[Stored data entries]
▬▬▬
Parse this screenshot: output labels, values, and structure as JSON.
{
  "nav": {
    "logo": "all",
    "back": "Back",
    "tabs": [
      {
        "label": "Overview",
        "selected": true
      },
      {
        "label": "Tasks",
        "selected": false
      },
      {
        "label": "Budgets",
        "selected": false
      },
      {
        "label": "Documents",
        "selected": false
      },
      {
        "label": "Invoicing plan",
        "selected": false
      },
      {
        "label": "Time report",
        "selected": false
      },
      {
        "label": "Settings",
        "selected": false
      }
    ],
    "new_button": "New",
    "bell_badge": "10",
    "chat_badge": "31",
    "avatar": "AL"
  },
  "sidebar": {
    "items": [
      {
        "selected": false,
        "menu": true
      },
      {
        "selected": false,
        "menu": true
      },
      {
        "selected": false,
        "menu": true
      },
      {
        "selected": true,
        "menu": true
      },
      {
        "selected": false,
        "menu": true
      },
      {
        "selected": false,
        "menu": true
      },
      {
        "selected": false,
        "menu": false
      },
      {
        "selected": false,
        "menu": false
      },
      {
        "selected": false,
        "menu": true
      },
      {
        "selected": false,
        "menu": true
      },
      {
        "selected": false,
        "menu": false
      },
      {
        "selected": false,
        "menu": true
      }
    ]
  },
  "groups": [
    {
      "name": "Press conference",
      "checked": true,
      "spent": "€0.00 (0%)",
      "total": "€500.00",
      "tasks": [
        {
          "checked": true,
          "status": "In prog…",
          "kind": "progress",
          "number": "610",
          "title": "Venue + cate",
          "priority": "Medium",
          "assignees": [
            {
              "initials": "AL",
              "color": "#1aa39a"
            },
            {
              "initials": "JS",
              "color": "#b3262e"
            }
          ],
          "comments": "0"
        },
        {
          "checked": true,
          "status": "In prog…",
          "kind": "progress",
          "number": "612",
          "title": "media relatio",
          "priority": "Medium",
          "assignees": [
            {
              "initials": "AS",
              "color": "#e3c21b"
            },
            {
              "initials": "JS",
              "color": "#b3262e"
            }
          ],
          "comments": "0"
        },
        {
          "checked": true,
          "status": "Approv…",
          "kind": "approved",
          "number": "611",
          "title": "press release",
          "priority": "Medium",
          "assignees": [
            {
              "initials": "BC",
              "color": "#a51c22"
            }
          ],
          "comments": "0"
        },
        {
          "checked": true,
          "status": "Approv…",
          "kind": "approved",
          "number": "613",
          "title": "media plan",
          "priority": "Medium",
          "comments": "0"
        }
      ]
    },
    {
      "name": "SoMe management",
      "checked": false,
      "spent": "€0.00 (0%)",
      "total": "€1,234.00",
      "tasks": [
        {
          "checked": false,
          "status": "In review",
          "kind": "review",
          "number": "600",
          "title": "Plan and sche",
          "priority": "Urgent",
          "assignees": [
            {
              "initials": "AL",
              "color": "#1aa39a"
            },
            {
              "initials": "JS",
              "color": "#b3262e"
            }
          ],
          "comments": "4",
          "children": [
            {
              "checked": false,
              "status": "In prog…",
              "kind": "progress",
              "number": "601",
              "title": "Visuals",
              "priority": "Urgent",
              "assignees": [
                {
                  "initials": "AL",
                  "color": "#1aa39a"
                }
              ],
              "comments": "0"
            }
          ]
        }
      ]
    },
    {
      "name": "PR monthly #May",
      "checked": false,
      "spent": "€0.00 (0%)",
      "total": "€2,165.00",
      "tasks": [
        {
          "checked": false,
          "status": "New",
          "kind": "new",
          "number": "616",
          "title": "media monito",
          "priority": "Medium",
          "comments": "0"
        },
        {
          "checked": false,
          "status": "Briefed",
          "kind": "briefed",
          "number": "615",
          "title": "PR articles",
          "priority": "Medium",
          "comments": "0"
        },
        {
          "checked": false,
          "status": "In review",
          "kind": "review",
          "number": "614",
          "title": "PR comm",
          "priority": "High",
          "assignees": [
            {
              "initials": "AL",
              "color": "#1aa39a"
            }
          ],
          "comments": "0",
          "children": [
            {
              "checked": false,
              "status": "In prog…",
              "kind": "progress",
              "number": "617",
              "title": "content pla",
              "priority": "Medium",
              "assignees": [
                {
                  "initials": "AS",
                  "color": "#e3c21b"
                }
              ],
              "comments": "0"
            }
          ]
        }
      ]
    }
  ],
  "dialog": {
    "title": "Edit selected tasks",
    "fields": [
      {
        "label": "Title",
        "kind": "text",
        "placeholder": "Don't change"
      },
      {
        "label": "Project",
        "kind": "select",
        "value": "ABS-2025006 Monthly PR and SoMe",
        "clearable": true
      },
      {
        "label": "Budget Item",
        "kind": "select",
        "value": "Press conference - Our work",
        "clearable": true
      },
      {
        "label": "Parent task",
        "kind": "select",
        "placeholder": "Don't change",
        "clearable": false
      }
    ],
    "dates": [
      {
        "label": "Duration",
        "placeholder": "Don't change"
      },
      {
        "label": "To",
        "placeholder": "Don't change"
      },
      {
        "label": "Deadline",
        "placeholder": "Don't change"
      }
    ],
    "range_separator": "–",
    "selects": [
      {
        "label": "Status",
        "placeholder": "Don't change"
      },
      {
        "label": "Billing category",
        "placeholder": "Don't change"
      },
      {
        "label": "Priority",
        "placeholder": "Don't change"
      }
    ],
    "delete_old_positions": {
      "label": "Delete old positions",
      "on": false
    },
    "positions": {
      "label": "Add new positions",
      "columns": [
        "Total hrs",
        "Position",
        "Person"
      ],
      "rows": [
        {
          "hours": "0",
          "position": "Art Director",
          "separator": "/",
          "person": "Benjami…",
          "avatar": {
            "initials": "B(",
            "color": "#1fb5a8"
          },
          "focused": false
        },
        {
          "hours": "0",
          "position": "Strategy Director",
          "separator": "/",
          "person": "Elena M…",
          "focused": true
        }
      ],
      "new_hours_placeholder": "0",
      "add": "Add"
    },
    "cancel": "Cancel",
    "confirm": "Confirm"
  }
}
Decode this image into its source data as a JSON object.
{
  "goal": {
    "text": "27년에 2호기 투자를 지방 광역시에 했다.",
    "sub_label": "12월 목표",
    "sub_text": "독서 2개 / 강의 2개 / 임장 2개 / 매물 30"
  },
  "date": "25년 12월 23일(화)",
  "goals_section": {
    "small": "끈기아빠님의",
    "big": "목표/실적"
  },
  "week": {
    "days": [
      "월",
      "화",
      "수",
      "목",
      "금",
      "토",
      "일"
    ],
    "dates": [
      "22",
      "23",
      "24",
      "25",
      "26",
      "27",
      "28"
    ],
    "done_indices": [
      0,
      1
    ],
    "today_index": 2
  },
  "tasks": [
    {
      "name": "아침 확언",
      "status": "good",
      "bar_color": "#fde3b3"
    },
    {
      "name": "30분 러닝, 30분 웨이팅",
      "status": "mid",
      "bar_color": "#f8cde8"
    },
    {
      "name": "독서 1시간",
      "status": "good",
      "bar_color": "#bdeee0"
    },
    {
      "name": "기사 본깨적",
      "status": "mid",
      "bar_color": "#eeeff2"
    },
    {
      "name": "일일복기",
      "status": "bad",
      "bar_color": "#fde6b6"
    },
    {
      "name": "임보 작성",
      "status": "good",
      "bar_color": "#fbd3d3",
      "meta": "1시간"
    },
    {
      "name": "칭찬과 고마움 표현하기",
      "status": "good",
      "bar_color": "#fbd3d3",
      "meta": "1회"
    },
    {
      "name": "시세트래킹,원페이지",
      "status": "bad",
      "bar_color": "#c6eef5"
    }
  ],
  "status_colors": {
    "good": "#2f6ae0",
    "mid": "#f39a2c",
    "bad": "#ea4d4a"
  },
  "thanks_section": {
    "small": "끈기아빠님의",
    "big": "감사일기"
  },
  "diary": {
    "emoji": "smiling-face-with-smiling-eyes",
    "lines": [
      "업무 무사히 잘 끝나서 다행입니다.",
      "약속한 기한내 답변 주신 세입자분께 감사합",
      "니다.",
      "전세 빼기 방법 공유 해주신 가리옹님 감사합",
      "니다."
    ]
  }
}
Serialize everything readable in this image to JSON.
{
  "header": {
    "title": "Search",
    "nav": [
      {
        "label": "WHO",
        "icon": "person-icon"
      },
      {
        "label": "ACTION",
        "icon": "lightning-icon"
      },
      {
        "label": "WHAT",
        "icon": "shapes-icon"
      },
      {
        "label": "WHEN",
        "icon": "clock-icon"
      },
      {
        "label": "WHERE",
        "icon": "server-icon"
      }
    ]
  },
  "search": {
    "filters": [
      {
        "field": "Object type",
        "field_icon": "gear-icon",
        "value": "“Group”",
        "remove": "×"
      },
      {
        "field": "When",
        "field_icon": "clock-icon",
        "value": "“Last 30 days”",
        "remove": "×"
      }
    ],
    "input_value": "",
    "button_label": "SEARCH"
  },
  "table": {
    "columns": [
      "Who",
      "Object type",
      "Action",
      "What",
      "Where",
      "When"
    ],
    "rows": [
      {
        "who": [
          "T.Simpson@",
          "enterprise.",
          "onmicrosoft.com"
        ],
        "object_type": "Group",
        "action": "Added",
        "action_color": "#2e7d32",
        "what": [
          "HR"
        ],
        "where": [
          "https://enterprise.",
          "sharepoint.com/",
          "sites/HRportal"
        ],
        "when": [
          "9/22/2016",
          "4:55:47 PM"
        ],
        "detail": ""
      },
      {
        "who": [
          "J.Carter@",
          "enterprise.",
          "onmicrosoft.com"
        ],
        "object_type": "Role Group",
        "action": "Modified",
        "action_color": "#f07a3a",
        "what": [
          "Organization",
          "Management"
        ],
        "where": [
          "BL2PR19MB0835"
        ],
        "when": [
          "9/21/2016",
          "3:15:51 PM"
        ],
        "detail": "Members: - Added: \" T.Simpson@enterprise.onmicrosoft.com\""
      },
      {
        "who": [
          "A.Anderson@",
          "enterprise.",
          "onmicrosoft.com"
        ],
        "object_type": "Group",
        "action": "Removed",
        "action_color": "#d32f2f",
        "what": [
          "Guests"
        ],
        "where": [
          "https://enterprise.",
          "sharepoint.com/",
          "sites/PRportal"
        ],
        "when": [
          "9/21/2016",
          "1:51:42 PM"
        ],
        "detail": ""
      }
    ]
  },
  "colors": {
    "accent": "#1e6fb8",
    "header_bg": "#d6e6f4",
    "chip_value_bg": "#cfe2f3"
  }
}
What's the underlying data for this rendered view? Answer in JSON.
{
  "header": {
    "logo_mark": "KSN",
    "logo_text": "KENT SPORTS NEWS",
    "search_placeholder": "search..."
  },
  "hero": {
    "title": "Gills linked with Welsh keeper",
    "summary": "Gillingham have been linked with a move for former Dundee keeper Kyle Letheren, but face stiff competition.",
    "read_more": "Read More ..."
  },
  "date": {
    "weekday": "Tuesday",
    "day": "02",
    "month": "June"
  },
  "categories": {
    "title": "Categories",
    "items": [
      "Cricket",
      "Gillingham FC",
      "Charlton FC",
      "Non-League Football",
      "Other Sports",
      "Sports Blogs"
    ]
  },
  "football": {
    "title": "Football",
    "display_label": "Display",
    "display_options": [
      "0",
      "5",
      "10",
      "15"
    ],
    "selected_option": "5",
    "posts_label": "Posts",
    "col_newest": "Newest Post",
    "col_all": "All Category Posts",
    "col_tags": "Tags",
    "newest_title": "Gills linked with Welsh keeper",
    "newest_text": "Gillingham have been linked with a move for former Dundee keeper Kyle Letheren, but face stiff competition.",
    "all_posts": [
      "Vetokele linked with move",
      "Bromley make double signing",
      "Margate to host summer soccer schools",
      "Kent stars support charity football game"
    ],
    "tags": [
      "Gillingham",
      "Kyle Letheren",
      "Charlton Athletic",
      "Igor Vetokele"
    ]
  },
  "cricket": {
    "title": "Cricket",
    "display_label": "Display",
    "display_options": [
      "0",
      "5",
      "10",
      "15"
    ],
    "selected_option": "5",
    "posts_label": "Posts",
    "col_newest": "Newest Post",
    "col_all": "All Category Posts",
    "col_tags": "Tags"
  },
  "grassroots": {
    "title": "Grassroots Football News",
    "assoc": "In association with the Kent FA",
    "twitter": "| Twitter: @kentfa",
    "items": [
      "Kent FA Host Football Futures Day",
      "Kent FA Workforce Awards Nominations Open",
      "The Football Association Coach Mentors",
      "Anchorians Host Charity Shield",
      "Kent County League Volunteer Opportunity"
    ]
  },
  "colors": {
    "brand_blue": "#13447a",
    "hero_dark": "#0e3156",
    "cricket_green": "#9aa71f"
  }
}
▬▬▬
Directions: Looking at the records above, tally the lines holding "have" and reply with that number only.

The reply: 2